# O que fazer
Reproduza por inteiro, sem mudar nada, o texto sobre os ensaios de Gore Vidal.

# Texto fornecido
· · ·

Ensaios de Gore Vidal devassam o império e sua política
AMIR LABAKI
ARTICULISTA DA FOLHA
Há oito anos Gore Vidal
venceu o prestigiado National Book Award americano com
"United States Essays 1952-1992"
(Estados Unidos Ensaios 1952-1992), um catatau de 1.300 páginas reunindo 140 textos sobre cinema, política, história, literatura
e, claro, Gore Vidal. É provável
que seja esse, mais que qualquer
de seus romances, o volume que
lhe garanta um lugar no panteão
dos homens de letras dos EUA do
século 20.
Comparado à primeira coletânea, o recém-publicado "The Last
Empire Essays 1992-2000" (O Último Império Ensaios 1992-2000)
mais parece um posfácio expandido. Contam-se 48 ensaios, resenhas e cartas publicados desde o
aparecimento de "United States"
até janeiro deste ano.
Além da evidente superioridade
estrutural da primeira antologia,
o Gore Vidal de "The Last Empire" parece mais repetitivo e dogmático, ainda que na maioria dos
textos não faltem a argúcia e a inquietude esbanjadas em "United
States". Tudo somado, Vidal continua a ser um dos maiores ensaístas em atividade. Nada mais
natural, assim, que mais uma vez
busque a aproximação com o
mestre do gênero nos EUA, celebrando Edmund Wilson ("Rumo
à Estação Finlândia") desta vez no
ensaio de abertura ("Edmund
Wilson, Homem do Século 19").
Como Wilson, o Vidal maduro
tempera cada texto com toques
autobiográficos. "Ele dá certamente o seu melhor", escreve Vidal de Wilson, "quando ele volta
suas luzes para uma figura literária a quem conhecia e então como
que caminha em torno dela".
Os ensaios de "The Last Empire" foram todos escritos sob o signo de Edmund Wilson (1895-1972). A tese básica de Vidal, a dos
EUA como "o último grande poder global" numa era de crescente
"irrelevância" do "Estado-nação"

· · ·

# Dados fornecidos

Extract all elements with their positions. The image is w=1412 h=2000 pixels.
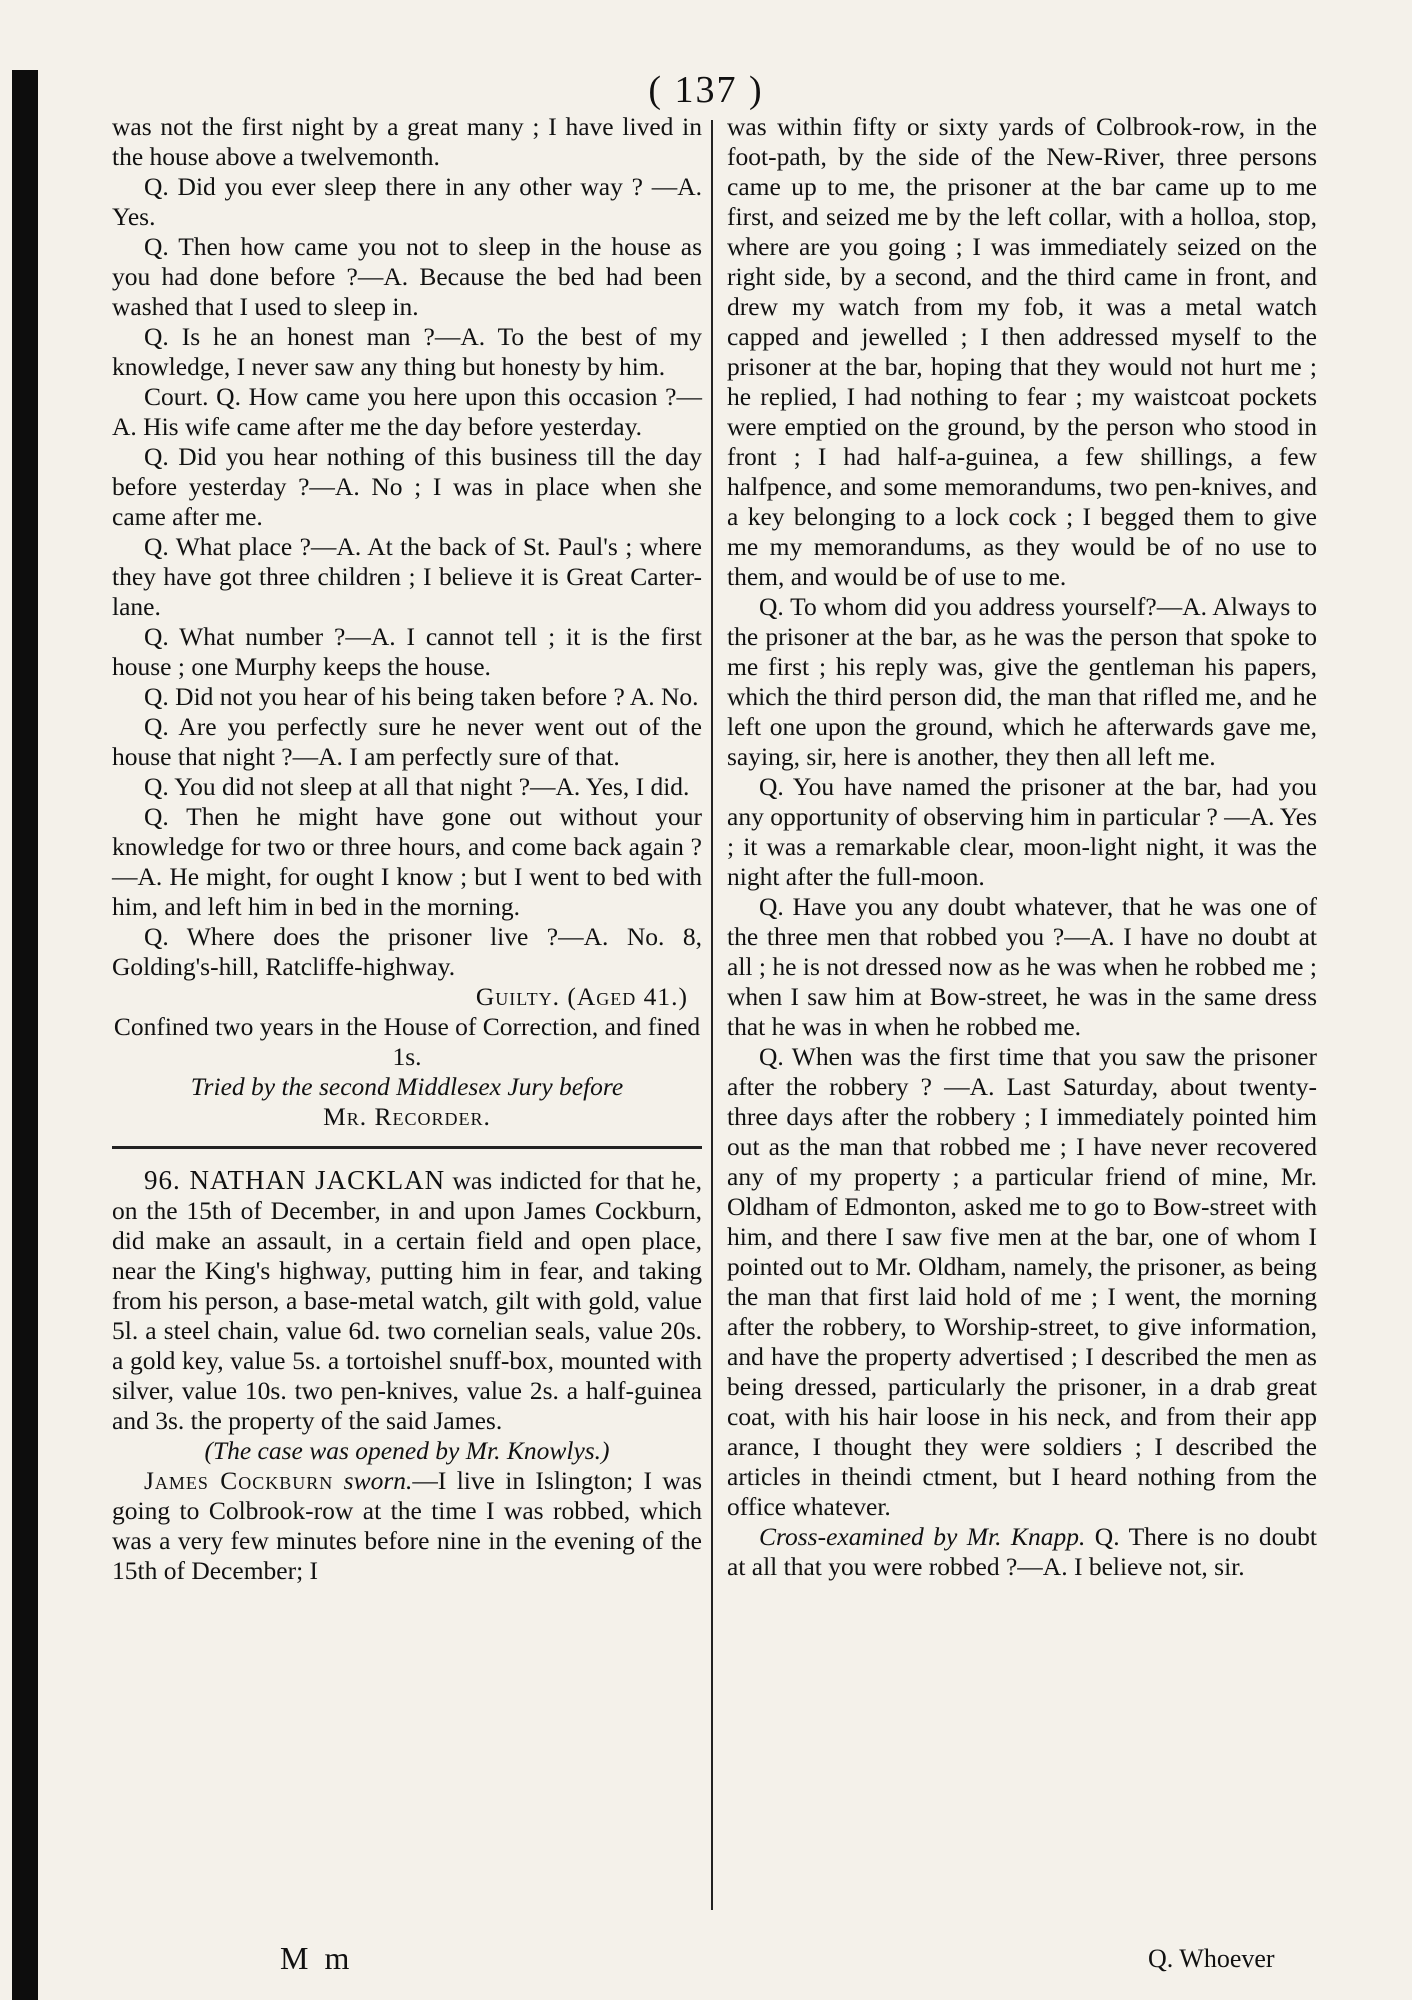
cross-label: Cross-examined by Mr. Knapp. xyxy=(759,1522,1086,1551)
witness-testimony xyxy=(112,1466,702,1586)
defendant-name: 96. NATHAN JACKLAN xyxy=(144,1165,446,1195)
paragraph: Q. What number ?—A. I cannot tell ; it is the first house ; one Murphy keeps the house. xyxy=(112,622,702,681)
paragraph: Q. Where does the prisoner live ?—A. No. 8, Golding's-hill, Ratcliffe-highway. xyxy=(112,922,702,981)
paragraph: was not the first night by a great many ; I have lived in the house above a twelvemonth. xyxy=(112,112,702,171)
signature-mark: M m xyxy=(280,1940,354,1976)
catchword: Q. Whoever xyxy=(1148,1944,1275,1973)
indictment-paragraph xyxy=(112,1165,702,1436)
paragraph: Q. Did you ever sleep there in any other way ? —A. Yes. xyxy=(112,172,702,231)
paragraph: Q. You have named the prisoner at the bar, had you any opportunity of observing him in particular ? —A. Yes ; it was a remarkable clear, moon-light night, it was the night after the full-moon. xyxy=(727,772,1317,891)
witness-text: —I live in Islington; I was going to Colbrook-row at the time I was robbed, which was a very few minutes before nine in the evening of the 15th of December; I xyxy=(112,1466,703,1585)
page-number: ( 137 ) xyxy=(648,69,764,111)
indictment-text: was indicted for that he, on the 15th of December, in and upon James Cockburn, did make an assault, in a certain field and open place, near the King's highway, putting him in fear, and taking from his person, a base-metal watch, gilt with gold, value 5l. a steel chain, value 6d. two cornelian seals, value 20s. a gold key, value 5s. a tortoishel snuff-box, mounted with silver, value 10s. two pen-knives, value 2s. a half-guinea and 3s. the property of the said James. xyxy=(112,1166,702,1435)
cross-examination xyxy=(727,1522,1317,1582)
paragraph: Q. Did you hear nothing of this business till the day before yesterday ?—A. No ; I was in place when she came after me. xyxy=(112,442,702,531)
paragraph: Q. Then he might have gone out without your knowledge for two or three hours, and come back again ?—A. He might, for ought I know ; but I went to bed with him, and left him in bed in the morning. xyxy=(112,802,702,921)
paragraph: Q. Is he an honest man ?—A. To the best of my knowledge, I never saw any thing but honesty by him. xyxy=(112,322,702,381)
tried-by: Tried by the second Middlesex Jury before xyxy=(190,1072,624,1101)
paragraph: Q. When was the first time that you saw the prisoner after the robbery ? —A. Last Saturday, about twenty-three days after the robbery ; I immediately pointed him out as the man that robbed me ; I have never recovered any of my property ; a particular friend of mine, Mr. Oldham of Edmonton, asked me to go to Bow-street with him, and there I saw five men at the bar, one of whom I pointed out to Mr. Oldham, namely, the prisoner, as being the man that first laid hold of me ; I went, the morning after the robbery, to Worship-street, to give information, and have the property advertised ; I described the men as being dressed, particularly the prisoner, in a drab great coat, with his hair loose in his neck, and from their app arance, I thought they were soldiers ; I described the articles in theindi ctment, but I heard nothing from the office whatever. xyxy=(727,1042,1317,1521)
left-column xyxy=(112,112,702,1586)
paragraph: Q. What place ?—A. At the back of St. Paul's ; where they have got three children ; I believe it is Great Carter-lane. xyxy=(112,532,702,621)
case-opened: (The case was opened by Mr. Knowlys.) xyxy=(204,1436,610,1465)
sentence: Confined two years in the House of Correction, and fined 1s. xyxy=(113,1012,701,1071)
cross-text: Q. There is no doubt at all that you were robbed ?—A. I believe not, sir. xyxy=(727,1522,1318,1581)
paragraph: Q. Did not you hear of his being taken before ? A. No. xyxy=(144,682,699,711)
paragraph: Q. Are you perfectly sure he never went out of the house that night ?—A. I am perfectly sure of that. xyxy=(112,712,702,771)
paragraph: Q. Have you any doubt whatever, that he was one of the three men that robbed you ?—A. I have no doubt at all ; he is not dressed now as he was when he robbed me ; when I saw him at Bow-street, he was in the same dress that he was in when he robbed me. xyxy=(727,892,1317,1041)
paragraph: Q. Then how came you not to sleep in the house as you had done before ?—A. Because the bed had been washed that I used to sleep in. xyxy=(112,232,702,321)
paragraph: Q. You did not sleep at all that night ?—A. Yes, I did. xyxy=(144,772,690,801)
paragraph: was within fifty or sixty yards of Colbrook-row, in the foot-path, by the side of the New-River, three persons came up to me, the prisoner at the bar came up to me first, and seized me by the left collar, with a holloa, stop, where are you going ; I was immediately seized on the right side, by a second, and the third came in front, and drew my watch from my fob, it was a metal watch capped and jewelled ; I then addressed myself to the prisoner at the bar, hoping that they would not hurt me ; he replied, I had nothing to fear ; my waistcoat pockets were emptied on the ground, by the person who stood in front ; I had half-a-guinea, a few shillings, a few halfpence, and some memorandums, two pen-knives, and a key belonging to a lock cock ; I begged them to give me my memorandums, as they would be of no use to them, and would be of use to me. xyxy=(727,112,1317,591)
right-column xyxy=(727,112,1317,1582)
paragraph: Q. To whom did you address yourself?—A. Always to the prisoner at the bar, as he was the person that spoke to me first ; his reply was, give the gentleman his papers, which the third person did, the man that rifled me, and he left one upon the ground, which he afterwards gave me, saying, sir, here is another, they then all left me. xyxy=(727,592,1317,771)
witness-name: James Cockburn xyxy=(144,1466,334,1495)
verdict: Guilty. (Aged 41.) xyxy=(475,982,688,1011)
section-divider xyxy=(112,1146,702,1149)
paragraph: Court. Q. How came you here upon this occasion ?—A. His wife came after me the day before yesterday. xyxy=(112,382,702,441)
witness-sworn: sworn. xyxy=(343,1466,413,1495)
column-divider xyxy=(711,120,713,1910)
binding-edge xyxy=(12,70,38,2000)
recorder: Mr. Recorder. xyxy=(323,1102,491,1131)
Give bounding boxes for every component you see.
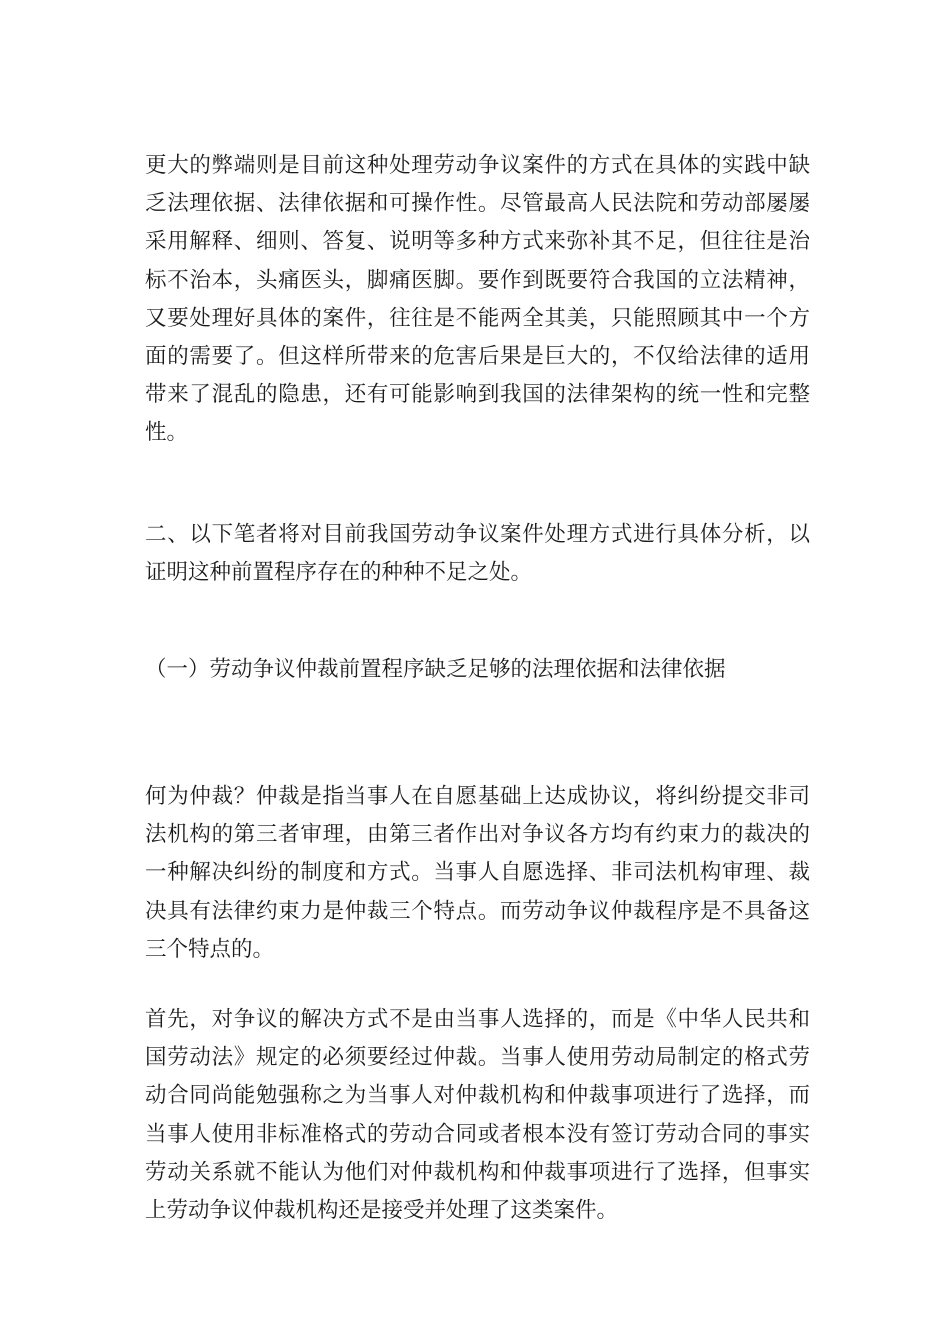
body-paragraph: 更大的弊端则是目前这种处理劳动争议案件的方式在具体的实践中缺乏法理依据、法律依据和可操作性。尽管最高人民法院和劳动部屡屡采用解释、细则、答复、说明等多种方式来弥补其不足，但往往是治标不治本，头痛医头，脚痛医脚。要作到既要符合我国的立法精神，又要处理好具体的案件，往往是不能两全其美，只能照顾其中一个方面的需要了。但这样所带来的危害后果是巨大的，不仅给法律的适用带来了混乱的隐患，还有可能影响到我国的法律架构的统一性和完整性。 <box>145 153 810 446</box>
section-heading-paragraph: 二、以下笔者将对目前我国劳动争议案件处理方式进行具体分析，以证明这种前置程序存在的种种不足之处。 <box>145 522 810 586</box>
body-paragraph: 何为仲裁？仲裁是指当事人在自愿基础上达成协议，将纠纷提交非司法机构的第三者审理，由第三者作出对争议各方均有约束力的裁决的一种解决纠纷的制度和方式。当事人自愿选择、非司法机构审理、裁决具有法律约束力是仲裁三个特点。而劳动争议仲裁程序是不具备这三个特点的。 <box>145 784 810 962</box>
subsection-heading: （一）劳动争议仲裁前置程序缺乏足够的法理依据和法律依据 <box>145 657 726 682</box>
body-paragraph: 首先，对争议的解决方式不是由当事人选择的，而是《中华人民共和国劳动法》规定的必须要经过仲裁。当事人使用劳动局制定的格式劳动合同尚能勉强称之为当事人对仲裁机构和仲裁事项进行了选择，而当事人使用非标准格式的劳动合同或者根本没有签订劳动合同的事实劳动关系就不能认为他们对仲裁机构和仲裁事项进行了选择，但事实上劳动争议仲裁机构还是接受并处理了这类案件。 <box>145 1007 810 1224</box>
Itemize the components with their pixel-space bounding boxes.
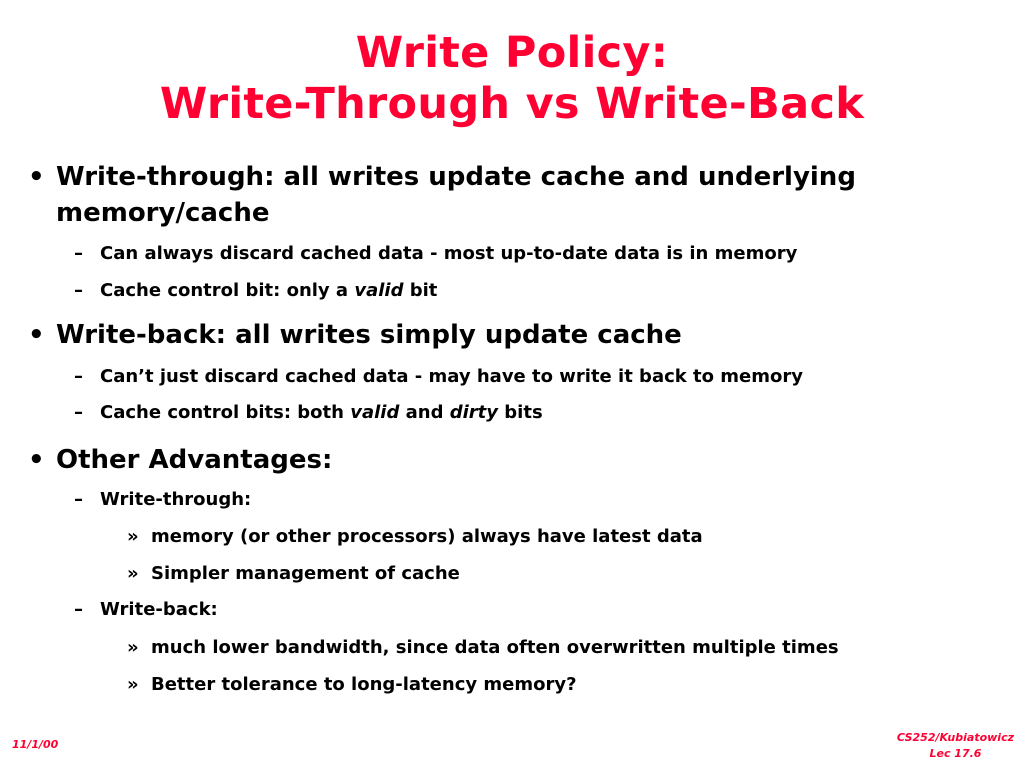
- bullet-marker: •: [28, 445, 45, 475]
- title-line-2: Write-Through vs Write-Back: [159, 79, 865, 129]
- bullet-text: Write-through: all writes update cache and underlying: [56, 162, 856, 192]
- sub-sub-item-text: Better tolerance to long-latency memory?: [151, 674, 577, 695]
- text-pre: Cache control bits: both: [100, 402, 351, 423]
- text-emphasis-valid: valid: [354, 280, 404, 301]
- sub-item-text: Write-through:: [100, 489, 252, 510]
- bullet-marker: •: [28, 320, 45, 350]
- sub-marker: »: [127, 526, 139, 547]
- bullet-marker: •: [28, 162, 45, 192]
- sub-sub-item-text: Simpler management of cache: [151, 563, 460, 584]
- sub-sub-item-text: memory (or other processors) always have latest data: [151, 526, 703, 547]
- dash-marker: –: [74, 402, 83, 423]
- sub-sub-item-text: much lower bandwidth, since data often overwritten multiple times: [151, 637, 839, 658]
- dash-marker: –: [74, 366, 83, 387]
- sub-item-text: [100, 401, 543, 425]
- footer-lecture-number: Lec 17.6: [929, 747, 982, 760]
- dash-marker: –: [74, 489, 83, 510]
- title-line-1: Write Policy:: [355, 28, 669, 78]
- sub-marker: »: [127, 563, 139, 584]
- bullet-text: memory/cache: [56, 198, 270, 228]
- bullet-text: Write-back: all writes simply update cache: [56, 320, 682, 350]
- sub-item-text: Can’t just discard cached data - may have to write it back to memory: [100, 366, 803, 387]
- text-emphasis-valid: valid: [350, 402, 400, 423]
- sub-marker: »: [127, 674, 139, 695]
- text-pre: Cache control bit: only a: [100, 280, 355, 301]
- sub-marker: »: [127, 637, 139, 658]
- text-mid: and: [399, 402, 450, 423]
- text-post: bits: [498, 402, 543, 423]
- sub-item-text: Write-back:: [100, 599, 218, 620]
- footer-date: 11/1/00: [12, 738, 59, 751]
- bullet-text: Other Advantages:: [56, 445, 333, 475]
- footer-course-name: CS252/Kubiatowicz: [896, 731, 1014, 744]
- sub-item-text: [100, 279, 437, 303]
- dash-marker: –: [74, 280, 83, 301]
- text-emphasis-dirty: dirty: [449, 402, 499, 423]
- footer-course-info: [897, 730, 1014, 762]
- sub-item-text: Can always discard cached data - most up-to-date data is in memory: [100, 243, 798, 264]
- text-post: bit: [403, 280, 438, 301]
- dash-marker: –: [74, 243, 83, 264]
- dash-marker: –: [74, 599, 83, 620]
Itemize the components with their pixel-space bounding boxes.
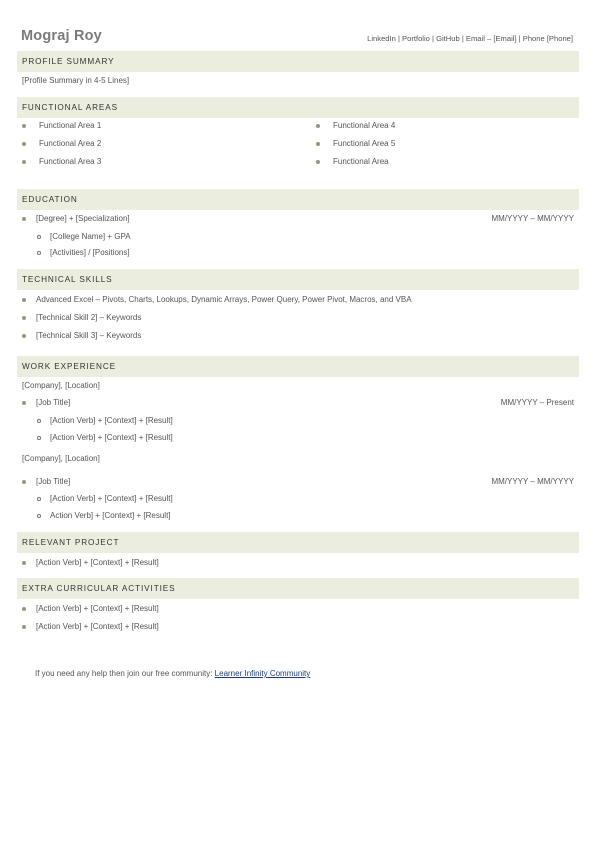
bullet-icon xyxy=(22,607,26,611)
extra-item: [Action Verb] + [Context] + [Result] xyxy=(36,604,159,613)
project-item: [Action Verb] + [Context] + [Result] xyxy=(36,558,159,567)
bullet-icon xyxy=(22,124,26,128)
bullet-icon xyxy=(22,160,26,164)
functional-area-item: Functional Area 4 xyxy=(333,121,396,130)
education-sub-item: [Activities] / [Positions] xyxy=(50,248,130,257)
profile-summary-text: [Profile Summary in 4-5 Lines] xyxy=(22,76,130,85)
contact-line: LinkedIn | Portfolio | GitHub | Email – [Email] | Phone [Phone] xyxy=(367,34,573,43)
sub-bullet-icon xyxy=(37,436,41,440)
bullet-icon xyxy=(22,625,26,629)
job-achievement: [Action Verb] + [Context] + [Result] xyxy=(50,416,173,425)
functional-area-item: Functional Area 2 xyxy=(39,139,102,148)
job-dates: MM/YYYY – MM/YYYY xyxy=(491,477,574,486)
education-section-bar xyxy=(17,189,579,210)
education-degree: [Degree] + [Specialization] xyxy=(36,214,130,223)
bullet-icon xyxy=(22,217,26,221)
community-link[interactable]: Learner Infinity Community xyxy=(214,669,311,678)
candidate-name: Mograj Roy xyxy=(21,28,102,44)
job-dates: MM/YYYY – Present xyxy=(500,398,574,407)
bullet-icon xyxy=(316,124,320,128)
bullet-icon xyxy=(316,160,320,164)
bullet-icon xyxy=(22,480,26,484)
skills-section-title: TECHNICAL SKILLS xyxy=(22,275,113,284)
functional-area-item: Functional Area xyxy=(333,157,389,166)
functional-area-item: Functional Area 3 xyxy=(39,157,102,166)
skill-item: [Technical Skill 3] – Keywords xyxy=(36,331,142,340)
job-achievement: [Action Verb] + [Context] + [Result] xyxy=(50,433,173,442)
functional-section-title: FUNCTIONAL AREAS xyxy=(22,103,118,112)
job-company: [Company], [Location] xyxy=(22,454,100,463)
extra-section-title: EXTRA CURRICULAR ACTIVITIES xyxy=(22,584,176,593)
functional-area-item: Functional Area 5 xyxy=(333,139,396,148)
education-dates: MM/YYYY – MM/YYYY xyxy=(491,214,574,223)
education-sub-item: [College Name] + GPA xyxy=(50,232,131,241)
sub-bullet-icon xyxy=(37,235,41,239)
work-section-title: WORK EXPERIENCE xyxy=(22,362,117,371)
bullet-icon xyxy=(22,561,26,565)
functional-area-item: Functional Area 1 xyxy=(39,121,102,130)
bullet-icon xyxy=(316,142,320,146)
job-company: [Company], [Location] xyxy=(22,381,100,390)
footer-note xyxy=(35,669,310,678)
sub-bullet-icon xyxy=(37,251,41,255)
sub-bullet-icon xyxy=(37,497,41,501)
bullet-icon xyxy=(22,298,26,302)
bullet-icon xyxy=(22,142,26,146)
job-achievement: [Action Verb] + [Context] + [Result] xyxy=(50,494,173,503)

· · ·

# Resposta escrita
Ensaios de Gore Vidal devassam o império e sua política
AMIR LABAKI
ARTICULISTA DA FOLHA
Há oito anos Gore Vidal
venceu o prestigiado National Book Award americano com
"United States Essays 1952-1992"
(Estados Unidos Ensaios 1952-1992), um catatau de 1.300 páginas reunindo 140 textos sobre cinema, política, história, literatura
e, claro, Gore Vidal. É provável
que seja esse, mais que qualquer
de seus romances, o volume que
lhe garanta um lugar no panteão
dos homens de letras dos EUA do
século 20.
Comparado à primeira coletânea, o recém-publicado "The Last
Empire Essays 1992-2000" (O Último Império Ensaios 1992-2000)
mais parece um posfácio expandido. Contam-se 48 ensaios, resenhas e cartas publicados desde o
aparecimento de "United States"
até janeiro deste ano.
Além da evidente superioridade
estrutural da primeira antologia,
o Gore Vidal de "The Last Empire" parece mais repetitivo e dogmático, ainda que na maioria dos
textos não faltem a argúcia e a inquietude esbanjadas em "United
States". Tudo somado, Vidal continua a ser um dos maiores ensaístas em atividade. Nada mais
natural, assim, que mais uma vez
busque a aproximação com o
mestre do gênero nos EUA, celebrando Edmund Wilson ("Rumo
à Estação Finlândia") desta vez no
ensaio de abertura ("Edmund
Wilson, Homem do Século 19").
Como Wilson, o Vidal maduro
tempera cada texto com toques
autobiográficos. "Ele dá certamente o seu melhor", escreve Vidal de Wilson, "quando ele volta
suas luzes para uma figura literária a quem conhecia e então como
que caminha em torno dela".
Os ensaios de "The Last Empire" foram todos escritos sob o signo de Edmund Wilson (1895-1972). A tese básica de Vidal, a dos
EUA como "o último grande poder global" numa era de crescente
"irrelevância" do "Estado-nação"